Problem statement: Pick out the lines below that contain the string "месте" and copy them all.

(begin)

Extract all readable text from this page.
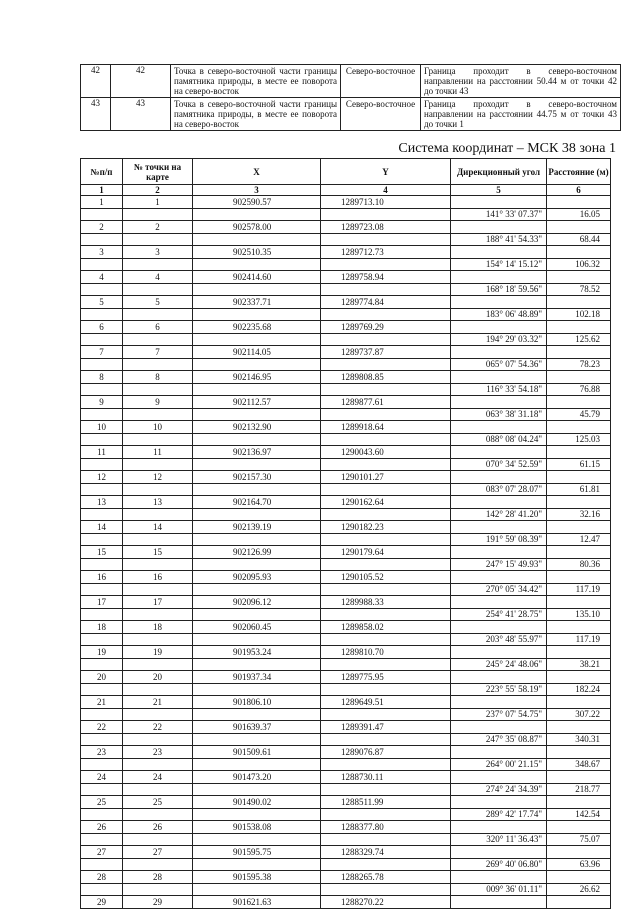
42	42	Точка в северо-восточной части границы памятника природы, в месте ее поворота на северо-восток	Северо-восточное	Граница проходит в северо-восточном направлении на расстоянии 50.44 м от точки 42 до точки 43
43	43	Точка в северо-восточной части границы памятника природы, в месте ее поворота на северо-восток	Северо-восточное	Граница проходит в северо-восточном направлении на расстоянии 44.75 м от точки 43 до точки 1
Система координат – МСК 38 зона 1
№п/п	№ точки на карте	X	Y	Дирекционный угол	Расстояние (м)
1	2	3	4	5	6
1	1	902590.57	1289713.10		
				141° 33' 07.37"	16.05
2	2	902578.00	1289723.08		
				188° 41' 54.33"	68.44
3	3	902510.35	1289712.73		
				154° 14' 15.12"	106.32
4	4	902414.60	1289758.94		
				168° 18' 59.56"	78.52
5	5	902337.71	1289774.84		
				183° 06' 48.89"	102.18
6	6	902235.68	1289769.29		
				194° 29' 03.32"	125.62
7	7	902114.05	1289737.87		
				065° 07' 54.36"	78.23
8	8	902146.95	1289808.85		
				116° 33' 54.18"	76.88
9	9	902112.57	1289877.61		
				063° 38' 31.18"	45.79
10	10	902132.90	1289918.64		
				088° 08' 04.24"	125.03
11	11	902136.97	1290043.60		
				070° 34' 52.59"	61.15
12	12	902157.30	1290101.27		
				083° 07' 28.07"	61.81
13	13	902164.70	1290162.64		
				142° 28' 41.20"	32.16
14	14	902139.19	1290182.23		
				191° 59' 08.39"	12.47
15	15	902126.99	1290179.64		
				247° 15' 49.93"	80.36
16	16	902095.93	1290105.52		
				270° 05' 34.42"	117.19
17	17	902096.12	1289988.33		
				254° 41' 28.75"	135.10
18	18	902060.45	1289858.02		
				203° 48' 55.97"	117.19
19	19	901953.24	1289810.70		
				245° 24' 48.06"	38.21
20	20	901937.34	1289775.95		
				223° 55' 58.19"	182.24
21	21	901806.10	1289649.51		
				237° 07' 54.75"	307.22
22	22	901639.37	1289391.47		
				247° 35' 08.87"	340.31
23	23	901509.61	1289076.87		
				264° 00' 21.15"	348.67
24	24	901473.20	1288730.11		
				274° 24' 34.39"	218.77
25	25	901490.02	1288511.99		
				289° 42' 17.74"	142.54
26	26	901538.08	1288377.80		
				320° 11' 36.43"	75.07
27	27	901595.75	1288329.74		
				269° 40' 06.80"	63.96
28	28	901595.38	1288265.78		
				009° 36' 01.11"	26.62
29	29	901621.63	1288270.22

(end)

Task output:
42	42	Точка в северо-восточной части границы памятника природы, в месте ее поворота на северо-восток	Северо-восточное	Граница проходит в северо-восточном направлении на расстоянии 50.44 м от точки 42 до точки 43
43	43	Точка в северо-восточной части границы памятника природы, в месте ее поворота на северо-восток	Северо-восточное	Граница проходит в северо-восточном направлении на расстоянии 44.75 м от точки 43 до точки 1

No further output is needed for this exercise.